Take each line that has the word "Aperçu" and return it.

-- BEGIN Records for the exercise --

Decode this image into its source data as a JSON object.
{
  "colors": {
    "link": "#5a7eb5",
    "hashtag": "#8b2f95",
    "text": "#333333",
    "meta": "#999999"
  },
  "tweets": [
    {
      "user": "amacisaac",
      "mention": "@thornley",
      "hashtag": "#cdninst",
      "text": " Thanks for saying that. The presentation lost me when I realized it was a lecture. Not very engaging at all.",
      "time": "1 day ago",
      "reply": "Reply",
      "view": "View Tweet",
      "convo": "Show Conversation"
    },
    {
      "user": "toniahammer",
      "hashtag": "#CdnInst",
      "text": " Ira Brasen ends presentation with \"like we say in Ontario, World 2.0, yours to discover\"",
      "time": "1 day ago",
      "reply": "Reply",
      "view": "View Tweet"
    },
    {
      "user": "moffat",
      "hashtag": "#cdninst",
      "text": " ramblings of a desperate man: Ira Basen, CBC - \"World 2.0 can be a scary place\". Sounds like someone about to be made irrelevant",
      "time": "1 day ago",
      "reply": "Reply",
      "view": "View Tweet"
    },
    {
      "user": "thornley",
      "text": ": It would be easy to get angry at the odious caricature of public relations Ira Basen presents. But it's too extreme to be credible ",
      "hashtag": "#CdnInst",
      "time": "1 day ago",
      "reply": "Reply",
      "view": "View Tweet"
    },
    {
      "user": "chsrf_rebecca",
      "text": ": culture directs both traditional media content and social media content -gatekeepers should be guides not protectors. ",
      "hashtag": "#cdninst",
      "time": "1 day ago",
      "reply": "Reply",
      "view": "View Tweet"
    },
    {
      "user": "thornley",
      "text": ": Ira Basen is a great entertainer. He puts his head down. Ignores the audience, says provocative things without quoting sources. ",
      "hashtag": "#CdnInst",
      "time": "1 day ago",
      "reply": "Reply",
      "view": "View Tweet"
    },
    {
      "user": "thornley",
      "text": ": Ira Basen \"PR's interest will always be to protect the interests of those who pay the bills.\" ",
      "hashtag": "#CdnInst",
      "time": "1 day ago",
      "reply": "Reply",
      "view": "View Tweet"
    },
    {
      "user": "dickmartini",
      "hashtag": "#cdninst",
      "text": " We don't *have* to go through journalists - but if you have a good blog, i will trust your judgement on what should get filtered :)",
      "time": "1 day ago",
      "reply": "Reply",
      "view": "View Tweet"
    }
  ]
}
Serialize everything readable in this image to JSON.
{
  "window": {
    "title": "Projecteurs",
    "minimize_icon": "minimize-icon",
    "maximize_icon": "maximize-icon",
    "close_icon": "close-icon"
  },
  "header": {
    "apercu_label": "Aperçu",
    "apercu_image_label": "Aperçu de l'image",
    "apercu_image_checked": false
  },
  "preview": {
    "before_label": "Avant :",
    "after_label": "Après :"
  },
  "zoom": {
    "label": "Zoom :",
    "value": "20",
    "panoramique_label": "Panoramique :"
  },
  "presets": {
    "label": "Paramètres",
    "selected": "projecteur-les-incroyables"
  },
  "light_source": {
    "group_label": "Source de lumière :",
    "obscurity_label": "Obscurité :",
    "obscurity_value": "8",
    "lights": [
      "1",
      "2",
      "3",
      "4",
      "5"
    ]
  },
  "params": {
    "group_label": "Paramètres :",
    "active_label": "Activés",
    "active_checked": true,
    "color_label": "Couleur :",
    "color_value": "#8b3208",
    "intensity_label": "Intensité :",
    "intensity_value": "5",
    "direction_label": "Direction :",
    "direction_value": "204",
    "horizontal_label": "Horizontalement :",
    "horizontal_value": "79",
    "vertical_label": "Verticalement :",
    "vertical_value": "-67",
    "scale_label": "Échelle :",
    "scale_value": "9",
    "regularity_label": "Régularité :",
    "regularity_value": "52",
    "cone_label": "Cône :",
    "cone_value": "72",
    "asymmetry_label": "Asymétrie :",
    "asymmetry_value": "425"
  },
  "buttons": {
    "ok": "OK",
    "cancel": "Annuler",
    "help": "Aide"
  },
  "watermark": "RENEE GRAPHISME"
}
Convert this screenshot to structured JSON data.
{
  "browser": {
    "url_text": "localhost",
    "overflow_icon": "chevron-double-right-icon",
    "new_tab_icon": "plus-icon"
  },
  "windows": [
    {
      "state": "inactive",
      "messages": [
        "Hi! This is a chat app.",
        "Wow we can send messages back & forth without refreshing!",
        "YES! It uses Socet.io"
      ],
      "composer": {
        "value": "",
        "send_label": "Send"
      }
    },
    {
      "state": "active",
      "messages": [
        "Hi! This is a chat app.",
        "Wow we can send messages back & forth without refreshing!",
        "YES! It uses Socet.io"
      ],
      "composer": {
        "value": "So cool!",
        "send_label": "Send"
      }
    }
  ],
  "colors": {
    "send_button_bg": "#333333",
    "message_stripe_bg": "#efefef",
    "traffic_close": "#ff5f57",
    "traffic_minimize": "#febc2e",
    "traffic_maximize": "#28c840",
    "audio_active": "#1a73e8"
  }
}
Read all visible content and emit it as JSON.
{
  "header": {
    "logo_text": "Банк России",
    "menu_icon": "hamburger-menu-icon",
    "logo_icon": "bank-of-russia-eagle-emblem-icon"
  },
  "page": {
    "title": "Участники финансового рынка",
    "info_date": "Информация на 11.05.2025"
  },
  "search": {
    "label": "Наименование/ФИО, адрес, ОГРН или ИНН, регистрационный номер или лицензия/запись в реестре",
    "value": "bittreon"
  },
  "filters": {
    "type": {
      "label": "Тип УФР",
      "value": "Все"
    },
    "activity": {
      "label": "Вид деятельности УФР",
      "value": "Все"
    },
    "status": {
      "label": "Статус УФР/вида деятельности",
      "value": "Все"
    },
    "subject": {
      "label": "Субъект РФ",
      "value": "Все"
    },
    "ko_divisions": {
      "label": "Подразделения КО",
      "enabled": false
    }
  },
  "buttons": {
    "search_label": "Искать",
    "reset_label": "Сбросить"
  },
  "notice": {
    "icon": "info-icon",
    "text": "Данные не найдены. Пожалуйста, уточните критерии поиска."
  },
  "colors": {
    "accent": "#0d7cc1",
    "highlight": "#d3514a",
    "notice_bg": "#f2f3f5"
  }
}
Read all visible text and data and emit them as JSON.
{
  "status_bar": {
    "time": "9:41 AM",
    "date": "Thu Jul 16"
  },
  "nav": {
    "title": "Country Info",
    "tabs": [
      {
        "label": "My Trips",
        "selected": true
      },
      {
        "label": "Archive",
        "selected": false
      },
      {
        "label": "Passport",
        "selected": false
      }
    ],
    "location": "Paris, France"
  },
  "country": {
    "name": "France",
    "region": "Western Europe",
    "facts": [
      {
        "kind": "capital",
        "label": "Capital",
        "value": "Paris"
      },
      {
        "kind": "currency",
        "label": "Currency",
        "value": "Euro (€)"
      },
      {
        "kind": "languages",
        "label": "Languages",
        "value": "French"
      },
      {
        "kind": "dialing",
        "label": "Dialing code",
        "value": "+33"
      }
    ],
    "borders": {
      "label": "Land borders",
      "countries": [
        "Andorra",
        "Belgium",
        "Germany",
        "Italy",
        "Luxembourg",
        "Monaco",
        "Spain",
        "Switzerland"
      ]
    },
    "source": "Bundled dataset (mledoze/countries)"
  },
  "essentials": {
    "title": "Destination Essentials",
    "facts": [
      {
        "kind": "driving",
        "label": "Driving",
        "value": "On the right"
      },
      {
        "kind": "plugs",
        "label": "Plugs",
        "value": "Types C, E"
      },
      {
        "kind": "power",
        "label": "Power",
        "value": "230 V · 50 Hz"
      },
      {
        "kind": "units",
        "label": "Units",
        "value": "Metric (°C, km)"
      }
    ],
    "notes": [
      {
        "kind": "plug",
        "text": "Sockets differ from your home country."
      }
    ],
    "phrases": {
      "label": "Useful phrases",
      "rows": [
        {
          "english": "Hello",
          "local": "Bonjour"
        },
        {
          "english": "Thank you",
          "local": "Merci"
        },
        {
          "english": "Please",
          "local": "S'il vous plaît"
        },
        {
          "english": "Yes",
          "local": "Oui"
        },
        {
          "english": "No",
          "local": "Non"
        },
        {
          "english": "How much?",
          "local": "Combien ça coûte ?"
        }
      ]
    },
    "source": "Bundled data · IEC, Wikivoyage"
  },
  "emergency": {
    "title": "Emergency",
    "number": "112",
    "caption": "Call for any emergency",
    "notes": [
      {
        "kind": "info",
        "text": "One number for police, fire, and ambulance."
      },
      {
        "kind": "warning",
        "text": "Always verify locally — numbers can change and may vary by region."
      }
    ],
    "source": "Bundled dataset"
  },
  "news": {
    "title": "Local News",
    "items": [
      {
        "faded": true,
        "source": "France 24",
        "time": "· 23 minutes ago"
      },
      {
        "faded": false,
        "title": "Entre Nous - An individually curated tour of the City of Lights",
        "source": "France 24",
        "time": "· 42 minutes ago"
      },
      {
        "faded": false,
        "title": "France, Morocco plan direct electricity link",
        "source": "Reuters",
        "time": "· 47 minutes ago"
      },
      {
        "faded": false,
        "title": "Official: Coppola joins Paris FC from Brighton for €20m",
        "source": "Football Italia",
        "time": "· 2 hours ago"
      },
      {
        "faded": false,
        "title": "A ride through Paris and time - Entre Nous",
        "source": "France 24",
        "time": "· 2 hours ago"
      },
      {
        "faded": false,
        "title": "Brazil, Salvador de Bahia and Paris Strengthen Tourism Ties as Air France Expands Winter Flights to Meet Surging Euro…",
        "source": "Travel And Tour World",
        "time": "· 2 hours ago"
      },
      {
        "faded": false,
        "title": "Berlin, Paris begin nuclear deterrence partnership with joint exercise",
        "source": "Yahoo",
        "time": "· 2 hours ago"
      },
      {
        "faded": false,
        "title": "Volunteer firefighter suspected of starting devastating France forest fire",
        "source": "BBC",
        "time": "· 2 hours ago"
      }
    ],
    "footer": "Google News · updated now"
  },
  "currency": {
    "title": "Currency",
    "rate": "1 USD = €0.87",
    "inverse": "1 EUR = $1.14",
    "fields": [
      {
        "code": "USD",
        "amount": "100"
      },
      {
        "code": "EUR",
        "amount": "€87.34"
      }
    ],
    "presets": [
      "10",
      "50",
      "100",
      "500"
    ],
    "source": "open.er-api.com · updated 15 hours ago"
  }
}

-- END Records for the exercise --

• [The completed task]
    "apercu_label": "Aperçu",
    "apercu_image_label": "Aperçu de l'image",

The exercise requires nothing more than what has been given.